<<<<

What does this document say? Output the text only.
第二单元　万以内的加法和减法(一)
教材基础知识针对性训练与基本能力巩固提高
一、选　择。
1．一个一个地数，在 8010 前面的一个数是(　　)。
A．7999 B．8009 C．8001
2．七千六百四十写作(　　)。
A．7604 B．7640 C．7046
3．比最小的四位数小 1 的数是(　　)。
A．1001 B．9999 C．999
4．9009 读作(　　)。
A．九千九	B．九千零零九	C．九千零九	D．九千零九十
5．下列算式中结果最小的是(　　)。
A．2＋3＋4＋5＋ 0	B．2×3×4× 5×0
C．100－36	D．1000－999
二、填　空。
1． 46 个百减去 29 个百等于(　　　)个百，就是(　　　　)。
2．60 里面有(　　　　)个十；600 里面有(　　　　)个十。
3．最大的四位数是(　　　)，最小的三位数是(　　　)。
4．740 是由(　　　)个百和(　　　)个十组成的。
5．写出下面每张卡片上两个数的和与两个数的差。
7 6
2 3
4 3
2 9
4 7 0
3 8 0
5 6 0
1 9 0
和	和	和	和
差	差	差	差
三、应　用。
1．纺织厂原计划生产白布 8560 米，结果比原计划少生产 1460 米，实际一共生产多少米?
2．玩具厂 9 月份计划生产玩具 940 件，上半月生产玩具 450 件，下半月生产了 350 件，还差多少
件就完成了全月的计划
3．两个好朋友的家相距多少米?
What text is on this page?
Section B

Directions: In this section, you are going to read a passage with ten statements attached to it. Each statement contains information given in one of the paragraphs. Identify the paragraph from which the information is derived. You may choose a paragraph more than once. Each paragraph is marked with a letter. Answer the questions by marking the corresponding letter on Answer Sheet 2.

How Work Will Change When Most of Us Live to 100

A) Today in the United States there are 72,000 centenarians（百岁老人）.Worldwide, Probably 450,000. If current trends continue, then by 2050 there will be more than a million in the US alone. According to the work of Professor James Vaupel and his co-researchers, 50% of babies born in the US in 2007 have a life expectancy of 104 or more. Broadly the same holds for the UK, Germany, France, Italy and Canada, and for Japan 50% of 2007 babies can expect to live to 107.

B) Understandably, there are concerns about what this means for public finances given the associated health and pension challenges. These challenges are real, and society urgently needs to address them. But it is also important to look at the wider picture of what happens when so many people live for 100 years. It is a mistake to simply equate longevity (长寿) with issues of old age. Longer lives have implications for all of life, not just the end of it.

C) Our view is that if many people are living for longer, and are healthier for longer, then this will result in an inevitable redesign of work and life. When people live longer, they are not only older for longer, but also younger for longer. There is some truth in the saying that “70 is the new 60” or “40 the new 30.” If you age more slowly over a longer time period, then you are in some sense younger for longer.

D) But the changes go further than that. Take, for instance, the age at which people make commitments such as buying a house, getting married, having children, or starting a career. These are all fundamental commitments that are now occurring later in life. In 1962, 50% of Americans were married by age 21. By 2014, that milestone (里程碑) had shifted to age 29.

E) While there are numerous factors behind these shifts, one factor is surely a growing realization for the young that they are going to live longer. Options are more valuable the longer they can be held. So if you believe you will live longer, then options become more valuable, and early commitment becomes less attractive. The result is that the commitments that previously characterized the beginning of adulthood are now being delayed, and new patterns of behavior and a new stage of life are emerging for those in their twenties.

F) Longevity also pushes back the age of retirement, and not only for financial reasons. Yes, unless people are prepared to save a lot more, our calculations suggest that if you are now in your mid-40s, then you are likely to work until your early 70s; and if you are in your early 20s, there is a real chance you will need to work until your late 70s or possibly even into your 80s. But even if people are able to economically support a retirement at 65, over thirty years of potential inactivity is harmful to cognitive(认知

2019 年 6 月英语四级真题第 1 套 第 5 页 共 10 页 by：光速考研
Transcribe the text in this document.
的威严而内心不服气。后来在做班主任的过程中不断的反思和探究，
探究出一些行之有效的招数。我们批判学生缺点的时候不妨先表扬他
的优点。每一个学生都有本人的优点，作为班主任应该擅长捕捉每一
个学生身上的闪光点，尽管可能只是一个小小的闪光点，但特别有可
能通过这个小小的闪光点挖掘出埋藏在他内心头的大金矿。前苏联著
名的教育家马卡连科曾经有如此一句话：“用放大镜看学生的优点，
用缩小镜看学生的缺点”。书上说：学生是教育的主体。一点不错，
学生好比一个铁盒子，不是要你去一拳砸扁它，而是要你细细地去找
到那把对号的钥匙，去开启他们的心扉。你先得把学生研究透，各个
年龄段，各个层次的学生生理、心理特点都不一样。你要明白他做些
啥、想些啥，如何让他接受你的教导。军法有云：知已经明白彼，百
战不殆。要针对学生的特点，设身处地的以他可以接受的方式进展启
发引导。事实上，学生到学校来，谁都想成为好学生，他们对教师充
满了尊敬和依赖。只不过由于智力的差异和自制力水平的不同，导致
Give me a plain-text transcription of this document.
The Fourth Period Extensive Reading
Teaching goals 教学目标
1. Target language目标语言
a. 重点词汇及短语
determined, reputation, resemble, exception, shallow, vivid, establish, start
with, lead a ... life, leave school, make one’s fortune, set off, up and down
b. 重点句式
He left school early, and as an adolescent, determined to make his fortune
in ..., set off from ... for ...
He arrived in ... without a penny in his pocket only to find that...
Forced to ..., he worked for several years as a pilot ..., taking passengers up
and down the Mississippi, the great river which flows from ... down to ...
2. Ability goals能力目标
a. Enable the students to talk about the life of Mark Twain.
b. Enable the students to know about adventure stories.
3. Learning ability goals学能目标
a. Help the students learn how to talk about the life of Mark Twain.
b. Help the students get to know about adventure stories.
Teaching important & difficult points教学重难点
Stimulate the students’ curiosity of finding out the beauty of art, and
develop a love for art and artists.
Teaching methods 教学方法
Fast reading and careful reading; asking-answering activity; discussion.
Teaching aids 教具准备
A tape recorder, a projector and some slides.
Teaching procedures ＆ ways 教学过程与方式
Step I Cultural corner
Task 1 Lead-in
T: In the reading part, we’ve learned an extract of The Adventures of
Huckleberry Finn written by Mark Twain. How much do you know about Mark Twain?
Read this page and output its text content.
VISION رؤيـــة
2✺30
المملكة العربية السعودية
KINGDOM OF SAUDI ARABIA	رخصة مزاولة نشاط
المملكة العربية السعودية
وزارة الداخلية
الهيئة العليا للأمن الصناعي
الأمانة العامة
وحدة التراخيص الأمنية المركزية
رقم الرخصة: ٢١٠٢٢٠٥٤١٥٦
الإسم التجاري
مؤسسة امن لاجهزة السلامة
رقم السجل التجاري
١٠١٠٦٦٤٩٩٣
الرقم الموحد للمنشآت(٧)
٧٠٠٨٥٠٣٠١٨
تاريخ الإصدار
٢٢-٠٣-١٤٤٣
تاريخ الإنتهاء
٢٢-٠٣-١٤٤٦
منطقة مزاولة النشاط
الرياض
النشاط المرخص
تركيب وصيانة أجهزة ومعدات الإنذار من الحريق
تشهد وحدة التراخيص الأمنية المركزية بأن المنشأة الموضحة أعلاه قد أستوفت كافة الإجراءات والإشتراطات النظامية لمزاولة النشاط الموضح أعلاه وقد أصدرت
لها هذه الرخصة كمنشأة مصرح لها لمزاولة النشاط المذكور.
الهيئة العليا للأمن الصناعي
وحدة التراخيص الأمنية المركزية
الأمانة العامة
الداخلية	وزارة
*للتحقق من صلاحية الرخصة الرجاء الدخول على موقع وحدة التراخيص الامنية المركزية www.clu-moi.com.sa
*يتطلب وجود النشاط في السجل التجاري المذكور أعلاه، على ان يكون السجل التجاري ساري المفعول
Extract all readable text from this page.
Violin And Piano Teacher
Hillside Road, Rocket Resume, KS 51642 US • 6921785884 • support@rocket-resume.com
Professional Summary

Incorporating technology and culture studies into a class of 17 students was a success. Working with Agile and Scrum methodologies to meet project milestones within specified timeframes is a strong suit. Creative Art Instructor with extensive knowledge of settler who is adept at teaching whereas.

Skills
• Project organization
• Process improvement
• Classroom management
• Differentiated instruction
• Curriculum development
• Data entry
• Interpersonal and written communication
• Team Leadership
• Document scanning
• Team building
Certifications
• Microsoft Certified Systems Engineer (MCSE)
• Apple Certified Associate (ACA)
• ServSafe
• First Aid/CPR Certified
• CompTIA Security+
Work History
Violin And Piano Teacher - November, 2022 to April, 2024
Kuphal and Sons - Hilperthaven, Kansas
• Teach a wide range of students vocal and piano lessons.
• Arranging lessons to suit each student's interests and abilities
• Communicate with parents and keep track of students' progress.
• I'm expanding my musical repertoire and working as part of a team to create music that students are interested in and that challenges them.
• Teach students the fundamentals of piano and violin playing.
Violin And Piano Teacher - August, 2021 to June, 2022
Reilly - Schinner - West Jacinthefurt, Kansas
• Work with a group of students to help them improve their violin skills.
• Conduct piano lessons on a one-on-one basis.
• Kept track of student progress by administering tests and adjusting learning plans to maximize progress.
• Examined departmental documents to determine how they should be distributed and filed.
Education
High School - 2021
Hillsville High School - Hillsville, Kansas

>>>>

Go through the preceding material and copy each line that has the word "لمزاولة".

تشهد وحدة التراخيص الأمنية المركزية بأن المنشأة الموضحة أعلاه قد أستوفت كافة الإجراءات والإشتراطات النظامية لمزاولة النشاط الموضح أعلاه وقد أصدرت
لها هذه الرخصة كمنشأة مصرح لها لمزاولة النشاط المذكور.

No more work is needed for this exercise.